§ **Exercise**: Below are some records; retype all of them exactly.

>> Start Record list

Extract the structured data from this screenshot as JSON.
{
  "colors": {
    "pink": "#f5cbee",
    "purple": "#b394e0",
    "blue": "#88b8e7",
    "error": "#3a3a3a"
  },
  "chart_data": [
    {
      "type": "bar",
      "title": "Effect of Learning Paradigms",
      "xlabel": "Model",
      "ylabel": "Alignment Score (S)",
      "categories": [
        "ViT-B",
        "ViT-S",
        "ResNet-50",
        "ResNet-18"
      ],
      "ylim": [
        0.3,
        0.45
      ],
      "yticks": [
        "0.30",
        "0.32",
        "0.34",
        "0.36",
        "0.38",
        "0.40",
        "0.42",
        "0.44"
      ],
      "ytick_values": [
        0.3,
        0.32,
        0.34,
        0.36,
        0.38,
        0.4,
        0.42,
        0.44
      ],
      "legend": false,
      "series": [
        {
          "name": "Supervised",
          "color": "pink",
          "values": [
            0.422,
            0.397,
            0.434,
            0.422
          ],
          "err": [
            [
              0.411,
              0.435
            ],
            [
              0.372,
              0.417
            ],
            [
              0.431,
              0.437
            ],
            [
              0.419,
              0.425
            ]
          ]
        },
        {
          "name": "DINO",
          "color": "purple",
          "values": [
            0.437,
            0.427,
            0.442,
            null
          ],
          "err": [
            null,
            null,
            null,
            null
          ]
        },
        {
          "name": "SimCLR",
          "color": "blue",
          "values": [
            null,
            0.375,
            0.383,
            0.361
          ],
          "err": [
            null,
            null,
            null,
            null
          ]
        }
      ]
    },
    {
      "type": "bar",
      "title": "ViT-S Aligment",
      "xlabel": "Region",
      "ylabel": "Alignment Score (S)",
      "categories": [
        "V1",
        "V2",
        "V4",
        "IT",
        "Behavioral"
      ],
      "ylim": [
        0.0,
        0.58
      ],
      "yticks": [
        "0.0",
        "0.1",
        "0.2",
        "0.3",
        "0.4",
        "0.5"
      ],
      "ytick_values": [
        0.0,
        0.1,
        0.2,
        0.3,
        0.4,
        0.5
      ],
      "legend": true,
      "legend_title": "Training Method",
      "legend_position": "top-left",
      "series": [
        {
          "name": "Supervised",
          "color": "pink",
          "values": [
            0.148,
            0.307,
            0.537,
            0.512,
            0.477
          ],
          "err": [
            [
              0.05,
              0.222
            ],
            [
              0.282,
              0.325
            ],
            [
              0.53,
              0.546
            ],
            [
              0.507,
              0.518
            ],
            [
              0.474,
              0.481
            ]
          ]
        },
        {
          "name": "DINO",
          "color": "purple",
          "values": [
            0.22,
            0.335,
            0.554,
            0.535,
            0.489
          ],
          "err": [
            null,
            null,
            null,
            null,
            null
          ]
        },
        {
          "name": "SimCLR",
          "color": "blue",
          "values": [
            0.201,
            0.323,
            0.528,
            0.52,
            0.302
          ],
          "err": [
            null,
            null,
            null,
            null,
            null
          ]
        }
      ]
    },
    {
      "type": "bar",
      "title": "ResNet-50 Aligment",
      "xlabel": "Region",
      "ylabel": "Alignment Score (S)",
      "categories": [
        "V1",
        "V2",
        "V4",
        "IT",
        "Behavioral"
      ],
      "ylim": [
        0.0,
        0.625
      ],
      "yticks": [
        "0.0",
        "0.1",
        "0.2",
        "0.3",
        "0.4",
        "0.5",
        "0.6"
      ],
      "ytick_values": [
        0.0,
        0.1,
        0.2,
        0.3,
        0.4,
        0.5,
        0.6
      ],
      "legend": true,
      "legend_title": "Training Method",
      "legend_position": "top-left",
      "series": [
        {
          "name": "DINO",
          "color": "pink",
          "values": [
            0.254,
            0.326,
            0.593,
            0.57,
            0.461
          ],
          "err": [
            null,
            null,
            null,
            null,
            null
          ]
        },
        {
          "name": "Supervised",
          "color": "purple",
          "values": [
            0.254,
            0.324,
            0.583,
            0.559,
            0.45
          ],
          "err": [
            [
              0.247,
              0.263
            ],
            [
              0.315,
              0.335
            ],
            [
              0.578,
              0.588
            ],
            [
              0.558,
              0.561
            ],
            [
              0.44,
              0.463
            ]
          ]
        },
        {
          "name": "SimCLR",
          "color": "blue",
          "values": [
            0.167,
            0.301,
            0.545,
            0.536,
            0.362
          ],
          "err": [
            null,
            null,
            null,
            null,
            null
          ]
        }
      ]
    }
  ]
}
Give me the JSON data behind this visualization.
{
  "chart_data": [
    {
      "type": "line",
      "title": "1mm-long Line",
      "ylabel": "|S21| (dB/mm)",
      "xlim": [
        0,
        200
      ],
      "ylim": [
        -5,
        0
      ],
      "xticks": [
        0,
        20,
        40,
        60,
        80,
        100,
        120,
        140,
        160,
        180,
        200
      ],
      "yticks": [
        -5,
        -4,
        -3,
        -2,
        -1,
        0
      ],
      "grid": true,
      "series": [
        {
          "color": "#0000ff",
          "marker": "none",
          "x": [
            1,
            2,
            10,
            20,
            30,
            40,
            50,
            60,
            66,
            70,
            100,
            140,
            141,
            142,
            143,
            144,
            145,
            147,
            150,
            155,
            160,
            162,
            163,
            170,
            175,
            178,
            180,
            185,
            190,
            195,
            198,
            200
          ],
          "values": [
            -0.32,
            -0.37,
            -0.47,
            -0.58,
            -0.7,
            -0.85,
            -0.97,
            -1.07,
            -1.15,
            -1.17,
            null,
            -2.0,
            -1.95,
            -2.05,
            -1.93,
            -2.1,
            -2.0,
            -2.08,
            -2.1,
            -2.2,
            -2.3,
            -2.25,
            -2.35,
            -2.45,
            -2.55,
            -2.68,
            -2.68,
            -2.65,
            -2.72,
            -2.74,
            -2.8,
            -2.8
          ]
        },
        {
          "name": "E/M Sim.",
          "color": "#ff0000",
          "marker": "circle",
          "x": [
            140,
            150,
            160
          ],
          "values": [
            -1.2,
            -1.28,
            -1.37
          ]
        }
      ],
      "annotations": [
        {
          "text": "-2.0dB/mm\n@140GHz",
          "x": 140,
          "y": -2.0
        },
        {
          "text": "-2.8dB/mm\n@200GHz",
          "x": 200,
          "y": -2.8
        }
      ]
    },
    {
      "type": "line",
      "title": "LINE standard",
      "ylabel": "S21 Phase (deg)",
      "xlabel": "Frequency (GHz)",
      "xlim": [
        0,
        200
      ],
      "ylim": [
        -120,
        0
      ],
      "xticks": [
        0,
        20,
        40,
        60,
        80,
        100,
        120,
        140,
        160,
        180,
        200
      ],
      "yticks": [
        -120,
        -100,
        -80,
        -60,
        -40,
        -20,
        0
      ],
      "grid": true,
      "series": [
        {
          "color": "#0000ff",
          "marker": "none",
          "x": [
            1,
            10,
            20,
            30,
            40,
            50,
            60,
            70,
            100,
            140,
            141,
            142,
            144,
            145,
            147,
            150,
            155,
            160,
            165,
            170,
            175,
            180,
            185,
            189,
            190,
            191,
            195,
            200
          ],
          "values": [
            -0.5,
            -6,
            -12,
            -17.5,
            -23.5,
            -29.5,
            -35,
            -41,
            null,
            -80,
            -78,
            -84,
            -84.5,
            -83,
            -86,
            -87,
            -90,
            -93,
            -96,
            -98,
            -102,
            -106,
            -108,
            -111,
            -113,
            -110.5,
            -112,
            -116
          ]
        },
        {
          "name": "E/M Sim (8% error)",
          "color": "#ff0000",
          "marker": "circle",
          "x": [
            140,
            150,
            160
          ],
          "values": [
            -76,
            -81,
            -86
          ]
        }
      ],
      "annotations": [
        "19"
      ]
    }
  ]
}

>> End Record list

§ **The result**:
Extract the structured data from this screenshot as JSON.
{
  "colors": {
    "pink": "#f5cbee",
    "purple": "#b394e0",
    "blue": "#88b8e7",
    "error": "#3a3a3a"
  },
  "chart_data": [
    {
      "type": "bar",
      "title": "Effect of Learning Paradigms",
      "xlabel": "Model",
      "ylabel": "Alignment Score (S)",
      "categories": [
        "ViT-B",
        "ViT-S",
        "ResNet-50",
        "ResNet-18"
      ],
      "ylim": [
        0.3,
        0.45
      ],
      "yticks": [
        "0.30",
        "0.32",
        "0.34",
        "0.36",
        "0.38",
        "0.40",
        "0.42",
        "0.44"
      ],
      "ytick_values": [
        0.3,
        0.32,
        0.34,
        0.36,
        0.38,
        0.4,
        0.42,
        0.44
      ],
      "legend": false,
      "series": [
        {
          "name": "Supervised",
          "color": "pink",
          "values": [
            0.422,
            0.397,
            0.434,
            0.422
          ],
          "err": [
            [
              0.411,
              0.435
            ],
            [
              0.372,
              0.417
            ],
            [
              0.431,
              0.437
            ],
            [
              0.419,
              0.425
            ]
          ]
        },
        {
          "name": "DINO",
          "color": "purple",
          "values": [
            0.437,
            0.427,
            0.442,
            null
          ],
          "err": [
            null,
            null,
            null,
            null
          ]
        },
        {
          "name": "SimCLR",
          "color": "blue",
          "values": [
            null,
            0.375,
            0.383,
            0.361
          ],
          "err": [
            null,
            null,
            null,
            null
          ]
        }
      ]
    },
    {
      "type": "bar",
      "title": "ViT-S Aligment",
      "xlabel": "Region",
      "ylabel": "Alignment Score (S)",
      "categories": [
        "V1",
        "V2",
        "V4",
        "IT",
        "Behavioral"
      ],
      "ylim": [
        0.0,
        0.58
      ],
      "yticks": [
        "0.0",
        "0.1",
        "0.2",
        "0.3",
        "0.4",
        "0.5"
      ],
      "ytick_values": [
        0.0,
        0.1,
        0.2,
        0.3,
        0.4,
        0.5
      ],
      "legend": true,
      "legend_title": "Training Method",
      "legend_position": "top-left",
      "series": [
        {
          "name": "Supervised",
          "color": "pink",
          "values": [
            0.148,
            0.307,
            0.537,
            0.512,
            0.477
          ],
          "err": [
            [
              0.05,
              0.222
            ],
            [
              0.282,
              0.325
            ],
            [
              0.53,
              0.546
            ],
            [
              0.507,
              0.518
            ],
            [
              0.474,
              0.481
            ]
          ]
        },
        {
          "name": "DINO",
          "color": "purple",
          "values": [
            0.22,
            0.335,
            0.554,
            0.535,
            0.489
          ],
          "err": [
            null,
            null,
            null,
            null,
            null
          ]
        },
        {
          "name": "SimCLR",
          "color": "blue",
          "values": [
            0.201,
            0.323,
            0.528,
            0.52,
            0.302
          ],
          "err": [
            null,
            null,
            null,
            null,
            null
          ]
        }
      ]
    },
    {
      "type": "bar",
      "title": "ResNet-50 Aligment",
      "xlabel": "Region",
      "ylabel": "Alignment Score (S)",
      "categories": [
        "V1",
        "V2",
        "V4",
        "IT",
        "Behavioral"
      ],
      "ylim": [
        0.0,
        0.625
      ],
      "yticks": [
        "0.0",
        "0.1",
        "0.2",
        "0.3",
        "0.4",
        "0.5",
        "0.6"
      ],
      "ytick_values": [
        0.0,
        0.1,
        0.2,
        0.3,
        0.4,
        0.5,
        0.6
      ],
      "legend": true,
      "legend_title": "Training Method",
      "legend_position": "top-left",
      "series": [
        {
          "name": "DINO",
          "color": "pink",
          "values": [
            0.254,
            0.326,
            0.593,
            0.57,
            0.461
          ],
          "err": [
            null,
            null,
            null,
            null,
            null
          ]
        },
        {
          "name": "Supervised",
          "color": "purple",
          "values": [
            0.254,
            0.324,
            0.583,
            0.559,
            0.45
          ],
          "err": [
            [
              0.247,
              0.263
            ],
            [
              0.315,
              0.335
            ],
            [
              0.578,
              0.588
            ],
            [
              0.558,
              0.561
            ],
            [
              0.44,
              0.463
            ]
          ]
        },
        {
          "name": "SimCLR",
          "color": "blue",
          "values": [
            0.167,
            0.301,
            0.545,
            0.536,
            0.362
          ],
          "err": [
            null,
            null,
            null,
            null,
            null
          ]
        }
      ]
    }
  ]
}
Give me the JSON data behind this visualization.
{
  "chart_data": [
    {
      "type": "line",
      "title": "1mm-long Line",
      "ylabel": "|S21| (dB/mm)",
      "xlim": [
        0,
        200
      ],
      "ylim": [
        -5,
        0
      ],
      "xticks": [
        0,
        20,
        40,
        60,
        80,
        100,
        120,
        140,
        160,
        180,
        200
      ],
      "yticks": [
        -5,
        -4,
        -3,
        -2,
        -1,
        0
      ],
      "grid": true,
      "series": [
        {
          "color": "#0000ff",
          "marker": "none",
          "x": [
            1,
            2,
            10,
            20,
            30,
            40,
            50,
            60,
            66,
            70,
            100,
            140,
            141,
            142,
            143,
            144,
            145,
            147,
            150,
            155,
            160,
            162,
            163,
            170,
            175,
            178,
            180,
            185,
            190,
            195,
            198,
            200
          ],
          "values": [
            -0.32,
            -0.37,
            -0.47,
            -0.58,
            -0.7,
            -0.85,
            -0.97,
            -1.07,
            -1.15,
            -1.17,
            null,
            -2.0,
            -1.95,
            -2.05,
            -1.93,
            -2.1,
            -2.0,
            -2.08,
            -2.1,
            -2.2,
            -2.3,
            -2.25,
            -2.35,
            -2.45,
            -2.55,
            -2.68,
            -2.68,
            -2.65,
            -2.72,
            -2.74,
            -2.8,
            -2.8
          ]
        },
        {
          "name": "E/M Sim.",
          "color": "#ff0000",
          "marker": "circle",
          "x": [
            140,
            150,
            160
          ],
          "values": [
            -1.2,
            -1.28,
            -1.37
          ]
        }
      ],
      "annotations": [
        {
          "text": "-2.0dB/mm\n@140GHz",
          "x": 140,
          "y": -2.0
        },
        {
          "text": "-2.8dB/mm\n@200GHz",
          "x": 200,
          "y": -2.8
        }
      ]
    },
    {
      "type": "line",
      "title": "LINE standard",
      "ylabel": "S21 Phase (deg)",
      "xlabel": "Frequency (GHz)",
      "xlim": [
        0,
        200
      ],
      "ylim": [
        -120,
        0
      ],
      "xticks": [
        0,
        20,
        40,
        60,
        80,
        100,
        120,
        140,
        160,
        180,
        200
      ],
      "yticks": [
        -120,
        -100,
        -80,
        -60,
        -40,
        -20,
        0
      ],
      "grid": true,
      "series": [
        {
          "color": "#0000ff",
          "marker": "none",
          "x": [
            1,
            10,
            20,
            30,
            40,
            50,
            60,
            70,
            100,
            140,
            141,
            142,
            144,
            145,
            147,
            150,
            155,
            160,
            165,
            170,
            175,
            180,
            185,
            189,
            190,
            191,
            195,
            200
          ],
          "values": [
            -0.5,
            -6,
            -12,
            -17.5,
            -23.5,
            -29.5,
            -35,
            -41,
            null,
            -80,
            -78,
            -84,
            -84.5,
            -83,
            -86,
            -87,
            -90,
            -93,
            -96,
            -98,
            -102,
            -106,
            -108,
            -111,
            -113,
            -110.5,
            -112,
            -116
          ]
        },
        {
          "name": "E/M Sim (8% error)",
          "color": "#ff0000",
          "marker": "circle",
          "x": [
            140,
            150,
            160
          ],
          "values": [
            -76,
            -81,
            -86
          ]
        }
      ],
      "annotations": [
        "19"
      ]
    }
  ]
}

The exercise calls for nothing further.